Aim of the exercise: Write out the data below in full. Keep it exact.

+ + + +

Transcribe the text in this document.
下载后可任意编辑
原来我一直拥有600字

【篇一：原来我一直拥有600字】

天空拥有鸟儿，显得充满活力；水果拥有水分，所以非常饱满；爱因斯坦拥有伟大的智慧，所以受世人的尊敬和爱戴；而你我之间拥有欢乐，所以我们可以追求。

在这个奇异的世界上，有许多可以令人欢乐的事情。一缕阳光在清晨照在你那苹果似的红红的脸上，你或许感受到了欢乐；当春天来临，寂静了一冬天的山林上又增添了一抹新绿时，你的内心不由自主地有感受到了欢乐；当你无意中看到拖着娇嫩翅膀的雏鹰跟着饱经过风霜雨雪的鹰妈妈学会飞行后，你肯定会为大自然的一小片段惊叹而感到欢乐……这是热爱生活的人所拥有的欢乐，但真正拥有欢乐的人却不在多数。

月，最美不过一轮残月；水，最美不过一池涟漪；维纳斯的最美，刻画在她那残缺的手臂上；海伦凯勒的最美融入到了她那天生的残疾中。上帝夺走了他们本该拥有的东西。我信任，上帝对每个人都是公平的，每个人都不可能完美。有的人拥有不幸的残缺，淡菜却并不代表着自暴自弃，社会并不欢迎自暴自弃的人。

+ + + +

Solved problem:
Transcribe the text in this document.
下载后可任意编辑
原来我一直拥有600字

【篇一：原来我一直拥有600字】

天空拥有鸟儿，显得充满活力；水果拥有水分，所以非常饱满；爱因斯坦拥有伟大的智慧，所以受世人的尊敬和爱戴；而你我之间拥有欢乐，所以我们可以追求。

在这个奇异的世界上，有许多可以令人欢乐的事情。一缕阳光在清晨照在你那苹果似的红红的脸上，你或许感受到了欢乐；当春天来临，寂静了一冬天的山林上又增添了一抹新绿时，你的内心不由自主地有感受到了欢乐；当你无意中看到拖着娇嫩翅膀的雏鹰跟着饱经过风霜雨雪的鹰妈妈学会飞行后，你肯定会为大自然的一小片段惊叹而感到欢乐……这是热爱生活的人所拥有的欢乐，但真正拥有欢乐的人却不在多数。

月，最美不过一轮残月；水，最美不过一池涟漪；维纳斯的最美，刻画在她那残缺的手臂上；海伦凯勒的最美融入到了她那天生的残疾中。上帝夺走了他们本该拥有的东西。我信任，上帝对每个人都是公平的，每个人都不可能完美。有的人拥有不幸的残缺，淡菜却并不代表着自暴自弃，社会并不欢迎自暴自弃的人。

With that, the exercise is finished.